[Dataset entries]
** start **

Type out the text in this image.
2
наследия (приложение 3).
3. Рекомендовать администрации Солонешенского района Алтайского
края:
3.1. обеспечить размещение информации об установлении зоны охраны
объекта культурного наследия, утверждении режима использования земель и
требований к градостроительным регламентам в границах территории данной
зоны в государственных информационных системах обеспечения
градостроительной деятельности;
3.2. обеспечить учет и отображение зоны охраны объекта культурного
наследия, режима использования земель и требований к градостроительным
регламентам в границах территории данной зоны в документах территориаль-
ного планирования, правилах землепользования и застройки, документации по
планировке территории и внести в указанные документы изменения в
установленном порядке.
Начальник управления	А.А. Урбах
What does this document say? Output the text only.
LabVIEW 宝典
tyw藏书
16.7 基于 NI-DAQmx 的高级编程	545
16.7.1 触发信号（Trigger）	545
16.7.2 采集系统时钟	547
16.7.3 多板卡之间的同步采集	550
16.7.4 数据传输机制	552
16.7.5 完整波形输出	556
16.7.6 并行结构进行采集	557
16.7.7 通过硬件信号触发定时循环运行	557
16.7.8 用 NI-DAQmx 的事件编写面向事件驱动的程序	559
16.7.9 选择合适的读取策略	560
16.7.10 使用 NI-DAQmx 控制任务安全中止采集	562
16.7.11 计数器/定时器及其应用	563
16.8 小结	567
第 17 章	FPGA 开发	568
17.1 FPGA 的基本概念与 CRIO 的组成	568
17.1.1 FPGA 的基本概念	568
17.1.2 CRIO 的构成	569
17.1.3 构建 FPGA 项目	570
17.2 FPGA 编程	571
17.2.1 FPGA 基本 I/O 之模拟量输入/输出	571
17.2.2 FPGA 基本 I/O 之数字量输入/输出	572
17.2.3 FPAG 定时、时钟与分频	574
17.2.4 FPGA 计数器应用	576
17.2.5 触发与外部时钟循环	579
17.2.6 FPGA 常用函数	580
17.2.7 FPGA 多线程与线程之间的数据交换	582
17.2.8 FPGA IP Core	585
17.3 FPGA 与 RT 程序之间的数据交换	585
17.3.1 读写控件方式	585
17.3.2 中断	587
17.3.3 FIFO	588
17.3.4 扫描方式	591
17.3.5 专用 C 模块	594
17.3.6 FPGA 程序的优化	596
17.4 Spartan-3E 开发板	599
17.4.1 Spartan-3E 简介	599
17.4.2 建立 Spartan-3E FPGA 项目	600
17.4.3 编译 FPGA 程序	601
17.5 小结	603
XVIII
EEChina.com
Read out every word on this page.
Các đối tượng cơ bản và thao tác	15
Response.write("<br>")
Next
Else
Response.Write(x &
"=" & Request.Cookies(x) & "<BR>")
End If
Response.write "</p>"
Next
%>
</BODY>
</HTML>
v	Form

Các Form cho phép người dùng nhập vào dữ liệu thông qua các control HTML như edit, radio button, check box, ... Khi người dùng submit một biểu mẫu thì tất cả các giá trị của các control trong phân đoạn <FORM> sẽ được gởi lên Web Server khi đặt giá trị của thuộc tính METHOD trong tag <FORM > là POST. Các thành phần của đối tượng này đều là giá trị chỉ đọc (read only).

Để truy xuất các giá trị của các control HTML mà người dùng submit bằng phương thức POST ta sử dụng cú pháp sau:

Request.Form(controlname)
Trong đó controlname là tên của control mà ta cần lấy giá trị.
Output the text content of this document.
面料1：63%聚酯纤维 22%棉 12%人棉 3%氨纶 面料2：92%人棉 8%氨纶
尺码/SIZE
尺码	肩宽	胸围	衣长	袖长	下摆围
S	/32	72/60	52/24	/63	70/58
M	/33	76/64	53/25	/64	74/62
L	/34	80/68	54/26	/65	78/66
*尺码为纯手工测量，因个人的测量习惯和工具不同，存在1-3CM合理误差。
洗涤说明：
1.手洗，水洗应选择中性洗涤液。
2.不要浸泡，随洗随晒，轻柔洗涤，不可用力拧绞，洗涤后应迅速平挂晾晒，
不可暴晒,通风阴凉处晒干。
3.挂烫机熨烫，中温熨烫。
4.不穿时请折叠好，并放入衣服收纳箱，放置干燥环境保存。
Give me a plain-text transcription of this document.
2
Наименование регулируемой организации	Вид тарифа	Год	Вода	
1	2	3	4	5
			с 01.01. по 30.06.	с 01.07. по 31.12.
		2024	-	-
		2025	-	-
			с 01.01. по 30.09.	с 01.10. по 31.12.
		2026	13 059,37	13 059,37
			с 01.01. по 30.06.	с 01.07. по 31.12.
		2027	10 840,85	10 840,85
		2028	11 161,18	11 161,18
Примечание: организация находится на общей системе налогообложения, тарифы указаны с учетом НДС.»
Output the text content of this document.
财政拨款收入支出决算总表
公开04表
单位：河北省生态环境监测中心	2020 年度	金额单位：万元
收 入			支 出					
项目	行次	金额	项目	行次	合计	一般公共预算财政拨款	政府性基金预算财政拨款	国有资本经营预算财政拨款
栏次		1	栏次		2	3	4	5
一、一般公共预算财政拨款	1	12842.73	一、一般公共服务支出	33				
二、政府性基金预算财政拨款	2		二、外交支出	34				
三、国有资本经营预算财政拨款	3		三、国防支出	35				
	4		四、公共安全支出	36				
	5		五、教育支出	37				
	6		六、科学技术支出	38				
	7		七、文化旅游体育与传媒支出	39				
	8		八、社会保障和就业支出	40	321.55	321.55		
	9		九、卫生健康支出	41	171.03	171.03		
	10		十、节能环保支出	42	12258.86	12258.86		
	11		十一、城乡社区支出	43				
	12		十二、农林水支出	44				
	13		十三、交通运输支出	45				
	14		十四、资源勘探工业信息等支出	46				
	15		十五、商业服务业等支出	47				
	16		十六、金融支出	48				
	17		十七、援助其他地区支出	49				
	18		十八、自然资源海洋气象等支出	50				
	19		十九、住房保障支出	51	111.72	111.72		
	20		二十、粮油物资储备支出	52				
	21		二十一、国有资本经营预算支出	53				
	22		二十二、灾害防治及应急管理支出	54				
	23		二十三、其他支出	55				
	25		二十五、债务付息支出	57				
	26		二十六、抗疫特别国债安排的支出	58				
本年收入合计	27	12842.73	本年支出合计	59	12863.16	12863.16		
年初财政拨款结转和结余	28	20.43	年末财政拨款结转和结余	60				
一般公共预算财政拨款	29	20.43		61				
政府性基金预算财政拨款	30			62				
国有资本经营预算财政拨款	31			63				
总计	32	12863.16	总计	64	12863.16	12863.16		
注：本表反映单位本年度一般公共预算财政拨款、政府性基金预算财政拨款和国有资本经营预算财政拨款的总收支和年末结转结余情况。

** end **

» **Written request**
From the listing, tally every line with the word "границах" in it and give only the tally.

» **Right answer**
2